▶ _Records for this task_:
+--

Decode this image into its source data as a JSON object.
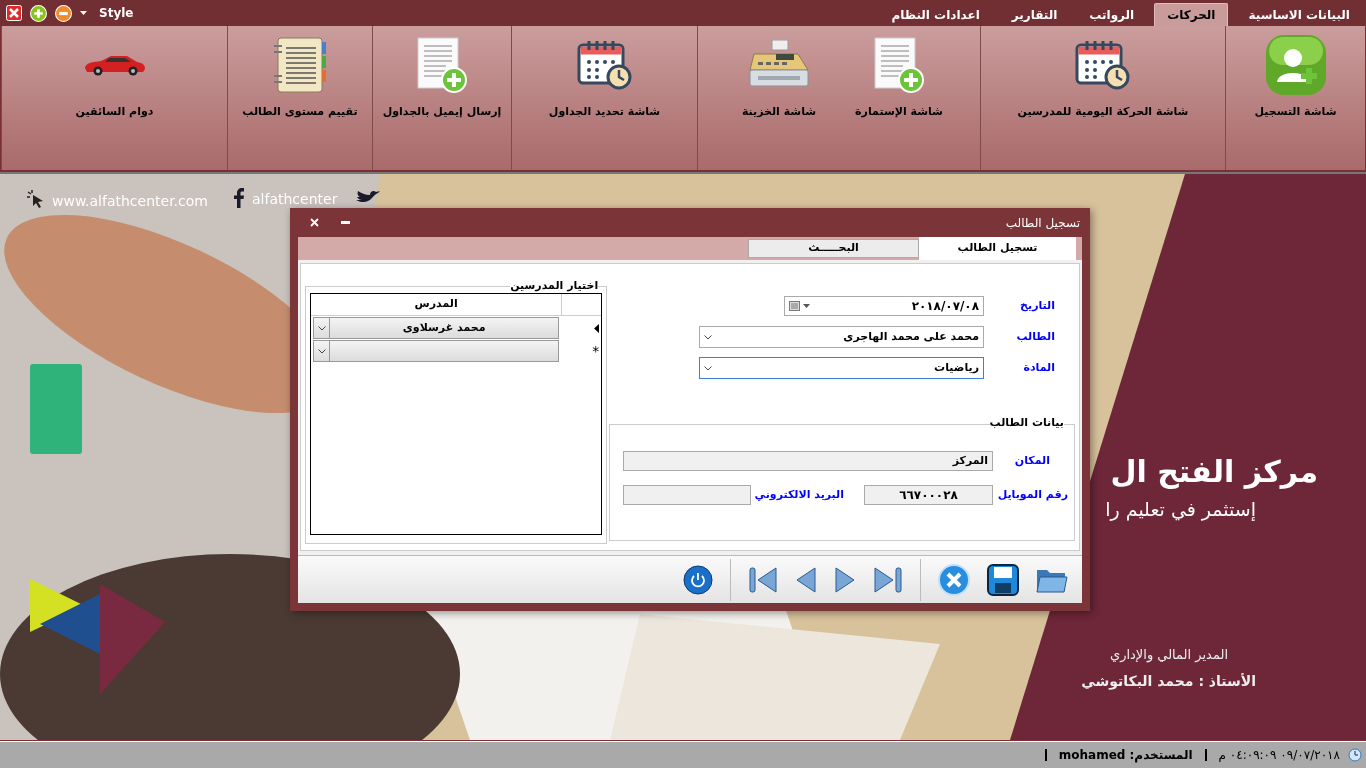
{
  "quick_access": {
    "label": "Style"
  },
  "menu_tabs": [
    {
      "label": "البيانات الاساسية",
      "selected": false
    },
    {
      "label": "الحركات",
      "selected": true
    },
    {
      "label": "الرواتب",
      "selected": false
    },
    {
      "label": "التقارير",
      "selected": false
    },
    {
      "label": "اعدادات النظام",
      "selected": false
    }
  ],
  "ribbon": {
    "groups": [
      {
        "buttons": [
          {
            "label": "شاشة التسجيل"
          }
        ]
      },
      {
        "buttons": [
          {
            "label": "شاشة الحركة اليومية للمدرسين"
          }
        ]
      },
      {
        "buttons": [
          {
            "label": "شاشة الإستمارة"
          },
          {
            "label": "شاشة الخزينة"
          }
        ]
      },
      {
        "buttons": [
          {
            "label": "شاشة تحديد الجداول"
          }
        ]
      },
      {
        "buttons": [
          {
            "label": "إرسال إيميل بالجداول"
          }
        ]
      },
      {
        "buttons": [
          {
            "label": "تقييم مستوى الطالب"
          }
        ]
      },
      {
        "buttons": [
          {
            "label": "دوام السائقين"
          }
        ]
      }
    ]
  },
  "banner": {
    "website": "www.alfathcenter.com",
    "social": "alfathcenter",
    "headline": "مركز الفتح ال",
    "slogan": "إستثمر في تعليم را",
    "role": "المدير المالي والإداري",
    "name": "الأستاذ : محمد البكاتوشي"
  },
  "dialog": {
    "title": "تسجيل الطالب",
    "tabs": [
      {
        "label": "تسجيل الطالب",
        "selected": true
      },
      {
        "label": "البحـــــث",
        "selected": false
      }
    ],
    "fields": [
      {
        "kind": "date",
        "label": "التاريخ",
        "value": "٢٠١٨/٠٧/٠٨",
        "focused": false
      },
      {
        "kind": "combo",
        "label": "الطالب",
        "value": "محمد على محمد الهاجرى",
        "focused": false
      },
      {
        "kind": "combo",
        "label": "المادة",
        "value": "رياضيات",
        "focused": true
      }
    ],
    "student_info": {
      "legend": "بيانات الطالب",
      "place": {
        "label": "المكان",
        "value": "المركز"
      },
      "mobile": {
        "label": "رقم الموبايل",
        "value": "٦٦٧٠٠٠٢٨"
      },
      "email": {
        "label": "البريد الالكتروني"
      }
    },
    "teachers": {
      "legend": "اختيار المدرسين",
      "column": "المدرس",
      "rows": [
        {
          "value": "محمد غرسلاوى",
          "selected": true
        },
        {
          "marker": "*",
          "selected": false
        }
      ]
    }
  },
  "status_bar": {
    "time": "٠٩/٠٧/٢٠١٨ ٠٤:٠٩:٠٩ م",
    "user": "المستخدم: mohamed"
  }
}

+--

▶ _Instructions for the task_:
Exactly reproduce the entries above, minus the pictures.

▶ _Worked answer_:
Decode this image into its source data as a JSON object.
{
  "quick_access": {
    "label": "Style"
  },
  "menu_tabs": [
    {
      "label": "البيانات الاساسية",
      "selected": false
    },
    {
      "label": "الحركات",
      "selected": true
    },
    {
      "label": "الرواتب",
      "selected": false
    },
    {
      "label": "التقارير",
      "selected": false
    },
    {
      "label": "اعدادات النظام",
      "selected": false
    }
  ],
  "ribbon": {
    "groups": [
      {
        "buttons": [
          {
            "label": "شاشة التسجيل"
          }
        ]
      },
      {
        "buttons": [
          {
            "label": "شاشة الحركة اليومية للمدرسين"
          }
        ]
      },
      {
        "buttons": [
          {
            "label": "شاشة الإستمارة"
          },
          {
            "label": "شاشة الخزينة"
          }
        ]
      },
      {
        "buttons": [
          {
            "label": "شاشة تحديد الجداول"
          }
        ]
      },
      {
        "buttons": [
          {
            "label": "إرسال إيميل بالجداول"
          }
        ]
      },
      {
        "buttons": [
          {
            "label": "تقييم مستوى الطالب"
          }
        ]
      },
      {
        "buttons": [
          {
            "label": "دوام السائقين"
          }
        ]
      }
    ]
  },
  "banner": {
    "website": "www.alfathcenter.com",
    "social": "alfathcenter",
    "headline": "مركز الفتح ال",
    "slogan": "إستثمر في تعليم را",
    "role": "المدير المالي والإداري",
    "name": "الأستاذ : محمد البكاتوشي"
  },
  "dialog": {
    "title": "تسجيل الطالب",
    "tabs": [
      {
        "label": "تسجيل الطالب",
        "selected": true
      },
      {
        "label": "البحـــــث",
        "selected": false
      }
    ],
    "fields": [
      {
        "kind": "date",
        "label": "التاريخ",
        "value": "٢٠١٨/٠٧/٠٨",
        "focused": false
      },
      {
        "kind": "combo",
        "label": "الطالب",
        "value": "محمد على محمد الهاجرى",
        "focused": false
      },
      {
        "kind": "combo",
        "label": "المادة",
        "value": "رياضيات",
        "focused": true
      }
    ],
    "student_info": {
      "legend": "بيانات الطالب",
      "place": {
        "label": "المكان",
        "value": "المركز"
      },
      "mobile": {
        "label": "رقم الموبايل",
        "value": "٦٦٧٠٠٠٢٨"
      },
      "email": {
        "label": "البريد الالكتروني"
      }
    },
    "teachers": {
      "legend": "اختيار المدرسين",
      "column": "المدرس",
      "rows": [
        {
          "value": "محمد غرسلاوى",
          "selected": true
        },
        {
          "marker": "*",
          "selected": false
        }
      ]
    }
  },
  "status_bar": {
    "time": "٠٩/٠٧/٢٠١٨ ٠٤:٠٩:٠٩ م",
    "user": "المستخدم: mohamed"
  }
}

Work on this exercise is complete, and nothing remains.